- _What this task involves_:
Tally the lines containing "Normal" and report the number alone.

────────

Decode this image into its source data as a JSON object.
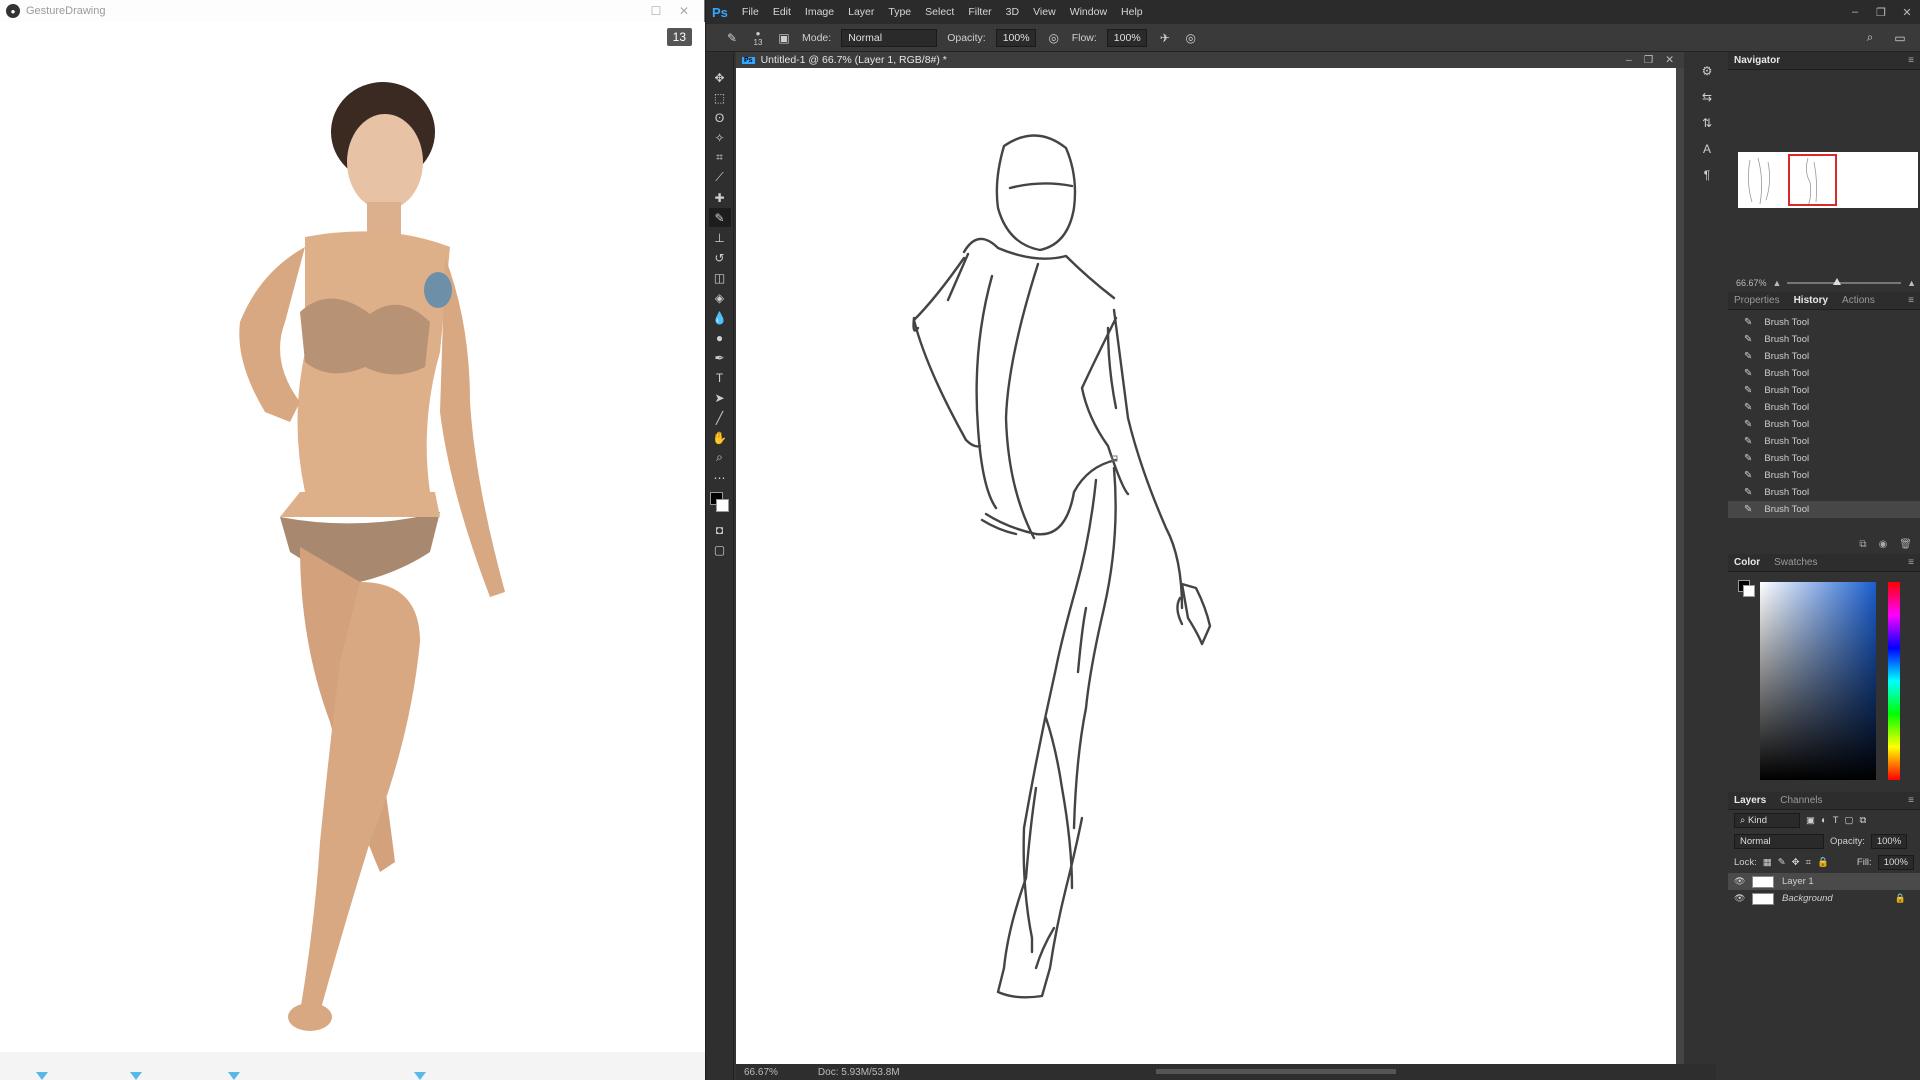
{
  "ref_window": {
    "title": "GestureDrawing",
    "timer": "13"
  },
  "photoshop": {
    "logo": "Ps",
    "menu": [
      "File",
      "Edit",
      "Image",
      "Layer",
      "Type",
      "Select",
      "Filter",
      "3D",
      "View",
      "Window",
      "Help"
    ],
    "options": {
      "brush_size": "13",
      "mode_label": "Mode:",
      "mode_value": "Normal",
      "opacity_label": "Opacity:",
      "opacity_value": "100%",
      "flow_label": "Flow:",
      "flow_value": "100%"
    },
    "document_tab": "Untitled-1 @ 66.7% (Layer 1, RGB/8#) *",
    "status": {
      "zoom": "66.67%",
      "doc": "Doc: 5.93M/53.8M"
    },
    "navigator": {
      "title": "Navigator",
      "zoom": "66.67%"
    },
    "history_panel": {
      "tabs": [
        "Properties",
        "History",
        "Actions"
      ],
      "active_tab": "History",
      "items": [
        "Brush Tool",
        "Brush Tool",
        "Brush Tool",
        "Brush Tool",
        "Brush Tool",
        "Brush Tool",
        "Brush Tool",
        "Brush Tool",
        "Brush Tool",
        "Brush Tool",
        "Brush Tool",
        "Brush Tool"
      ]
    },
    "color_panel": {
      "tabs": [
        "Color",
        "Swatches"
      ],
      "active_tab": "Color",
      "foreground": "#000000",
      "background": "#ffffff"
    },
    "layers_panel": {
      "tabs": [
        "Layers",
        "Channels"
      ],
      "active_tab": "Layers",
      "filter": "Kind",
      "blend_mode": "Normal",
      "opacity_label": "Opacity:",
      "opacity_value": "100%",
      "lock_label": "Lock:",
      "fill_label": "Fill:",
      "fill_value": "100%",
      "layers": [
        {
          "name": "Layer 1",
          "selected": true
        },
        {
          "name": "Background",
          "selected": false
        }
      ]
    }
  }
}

────────

- _Solution_:
2